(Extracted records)
• • • •

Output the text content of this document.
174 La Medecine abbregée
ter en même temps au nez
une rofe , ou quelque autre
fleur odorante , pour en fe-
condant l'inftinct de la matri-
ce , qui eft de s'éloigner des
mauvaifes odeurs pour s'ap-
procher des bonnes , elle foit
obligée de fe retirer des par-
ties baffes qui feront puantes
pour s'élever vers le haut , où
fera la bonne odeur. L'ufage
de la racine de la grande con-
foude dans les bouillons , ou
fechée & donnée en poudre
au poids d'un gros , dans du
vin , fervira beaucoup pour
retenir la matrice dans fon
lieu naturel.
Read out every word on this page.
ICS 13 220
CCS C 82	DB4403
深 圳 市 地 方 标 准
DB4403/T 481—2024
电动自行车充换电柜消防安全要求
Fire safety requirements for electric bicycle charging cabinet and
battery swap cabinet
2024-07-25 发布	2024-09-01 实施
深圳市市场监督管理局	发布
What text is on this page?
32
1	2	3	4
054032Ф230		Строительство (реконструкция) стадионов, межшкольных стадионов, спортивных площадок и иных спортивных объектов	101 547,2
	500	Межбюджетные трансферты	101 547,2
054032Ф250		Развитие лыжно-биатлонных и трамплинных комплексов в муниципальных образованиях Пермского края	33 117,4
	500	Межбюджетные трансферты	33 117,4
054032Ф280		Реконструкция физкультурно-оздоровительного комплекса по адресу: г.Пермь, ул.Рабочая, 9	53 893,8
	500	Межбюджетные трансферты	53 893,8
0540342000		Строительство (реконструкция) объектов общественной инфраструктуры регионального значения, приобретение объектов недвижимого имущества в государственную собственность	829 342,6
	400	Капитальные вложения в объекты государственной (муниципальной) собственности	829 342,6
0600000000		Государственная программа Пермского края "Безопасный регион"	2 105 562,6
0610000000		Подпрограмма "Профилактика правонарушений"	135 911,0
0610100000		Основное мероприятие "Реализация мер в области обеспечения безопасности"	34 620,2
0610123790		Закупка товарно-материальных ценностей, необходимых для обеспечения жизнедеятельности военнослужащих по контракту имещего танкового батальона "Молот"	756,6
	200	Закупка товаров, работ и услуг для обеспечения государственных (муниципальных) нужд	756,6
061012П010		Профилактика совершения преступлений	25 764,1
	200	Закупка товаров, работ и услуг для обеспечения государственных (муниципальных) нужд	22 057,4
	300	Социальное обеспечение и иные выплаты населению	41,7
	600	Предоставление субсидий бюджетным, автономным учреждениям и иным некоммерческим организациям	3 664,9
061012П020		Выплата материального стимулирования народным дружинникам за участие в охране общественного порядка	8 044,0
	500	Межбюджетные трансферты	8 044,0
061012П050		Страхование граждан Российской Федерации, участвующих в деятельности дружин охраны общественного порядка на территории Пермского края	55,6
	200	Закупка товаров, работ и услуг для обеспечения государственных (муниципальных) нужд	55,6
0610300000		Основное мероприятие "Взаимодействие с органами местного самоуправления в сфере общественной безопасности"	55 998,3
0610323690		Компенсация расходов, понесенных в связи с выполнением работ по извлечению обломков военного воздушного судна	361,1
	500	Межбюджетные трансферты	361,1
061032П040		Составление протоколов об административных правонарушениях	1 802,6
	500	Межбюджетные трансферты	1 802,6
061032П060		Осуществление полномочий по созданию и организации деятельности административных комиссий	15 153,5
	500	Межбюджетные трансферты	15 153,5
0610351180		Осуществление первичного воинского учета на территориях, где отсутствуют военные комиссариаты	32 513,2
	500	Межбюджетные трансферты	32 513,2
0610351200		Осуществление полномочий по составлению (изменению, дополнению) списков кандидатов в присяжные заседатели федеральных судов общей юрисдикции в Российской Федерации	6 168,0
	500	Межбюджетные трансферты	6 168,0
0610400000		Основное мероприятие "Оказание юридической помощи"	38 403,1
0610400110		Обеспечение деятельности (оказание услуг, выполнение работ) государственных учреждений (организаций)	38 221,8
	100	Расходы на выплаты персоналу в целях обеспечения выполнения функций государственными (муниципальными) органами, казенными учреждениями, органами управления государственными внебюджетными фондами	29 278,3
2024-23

• • • •

▸ **Task statement**
Output all of the material exactly as written.

▸ **Result for this task**
Output the text content of this document.
174 La Medecine abbregée
ter en même temps au nez
une rofe , ou quelque autre
fleur odorante , pour en fe-
condant l'inftinct de la matri-
ce , qui eft de s'éloigner des
mauvaifes odeurs pour s'ap-
procher des bonnes , elle foit
obligée de fe retirer des par-
ties baffes qui feront puantes
pour s'élever vers le haut , où
fera la bonne odeur. L'ufage
de la racine de la grande con-
foude dans les bouillons , ou
fechée & donnée en poudre
au poids d'un gros , dans du
vin , fervira beaucoup pour
retenir la matrice dans fon
lieu naturel.
Read out every word on this page.
ICS 13 220
CCS C 82	DB4403
深 圳 市 地 方 标 准
DB4403/T 481—2024
电动自行车充换电柜消防安全要求
Fire safety requirements for electric bicycle charging cabinet and
battery swap cabinet
2024-07-25 发布	2024-09-01 实施
深圳市市场监督管理局	发布
What text is on this page?
32
1	2	3	4
054032Ф230		Строительство (реконструкция) стадионов, межшкольных стадионов, спортивных площадок и иных спортивных объектов	101 547,2
	500	Межбюджетные трансферты	101 547,2
054032Ф250		Развитие лыжно-биатлонных и трамплинных комплексов в муниципальных образованиях Пермского края	33 117,4
	500	Межбюджетные трансферты	33 117,4
054032Ф280		Реконструкция физкультурно-оздоровительного комплекса по адресу: г.Пермь, ул.Рабочая, 9	53 893,8
	500	Межбюджетные трансферты	53 893,8
0540342000		Строительство (реконструкция) объектов общественной инфраструктуры регионального значения, приобретение объектов недвижимого имущества в государственную собственность	829 342,6
	400	Капитальные вложения в объекты государственной (муниципальной) собственности	829 342,6
0600000000		Государственная программа Пермского края "Безопасный регион"	2 105 562,6
0610000000		Подпрограмма "Профилактика правонарушений"	135 911,0
0610100000		Основное мероприятие "Реализация мер в области обеспечения безопасности"	34 620,2
0610123790		Закупка товарно-материальных ценностей, необходимых для обеспечения жизнедеятельности военнослужащих по контракту имещего танкового батальона "Молот"	756,6
	200	Закупка товаров, работ и услуг для обеспечения государственных (муниципальных) нужд	756,6
061012П010		Профилактика совершения преступлений	25 764,1
	200	Закупка товаров, работ и услуг для обеспечения государственных (муниципальных) нужд	22 057,4
	300	Социальное обеспечение и иные выплаты населению	41,7
	600	Предоставление субсидий бюджетным, автономным учреждениям и иным некоммерческим организациям	3 664,9
061012П020		Выплата материального стимулирования народным дружинникам за участие в охране общественного порядка	8 044,0
	500	Межбюджетные трансферты	8 044,0
061012П050		Страхование граждан Российской Федерации, участвующих в деятельности дружин охраны общественного порядка на территории Пермского края	55,6
	200	Закупка товаров, работ и услуг для обеспечения государственных (муниципальных) нужд	55,6
0610300000		Основное мероприятие "Взаимодействие с органами местного самоуправления в сфере общественной безопасности"	55 998,3
0610323690		Компенсация расходов, понесенных в связи с выполнением работ по извлечению обломков военного воздушного судна	361,1
	500	Межбюджетные трансферты	361,1
061032П040		Составление протоколов об административных правонарушениях	1 802,6
	500	Межбюджетные трансферты	1 802,6
061032П060		Осуществление полномочий по созданию и организации деятельности административных комиссий	15 153,5
	500	Межбюджетные трансферты	15 153,5
0610351180		Осуществление первичного воинского учета на территориях, где отсутствуют военные комиссариаты	32 513,2
	500	Межбюджетные трансферты	32 513,2
0610351200		Осуществление полномочий по составлению (изменению, дополнению) списков кандидатов в присяжные заседатели федеральных судов общей юрисдикции в Российской Федерации	6 168,0
	500	Межбюджетные трансферты	6 168,0
0610400000		Основное мероприятие "Оказание юридической помощи"	38 403,1
0610400110		Обеспечение деятельности (оказание услуг, выполнение работ) государственных учреждений (организаций)	38 221,8
	100	Расходы на выплаты персоналу в целях обеспечения выполнения функций государственными (муниципальными) органами, казенными учреждениями, органами управления государственными внебюджетными фондами	29 278,3
2024-23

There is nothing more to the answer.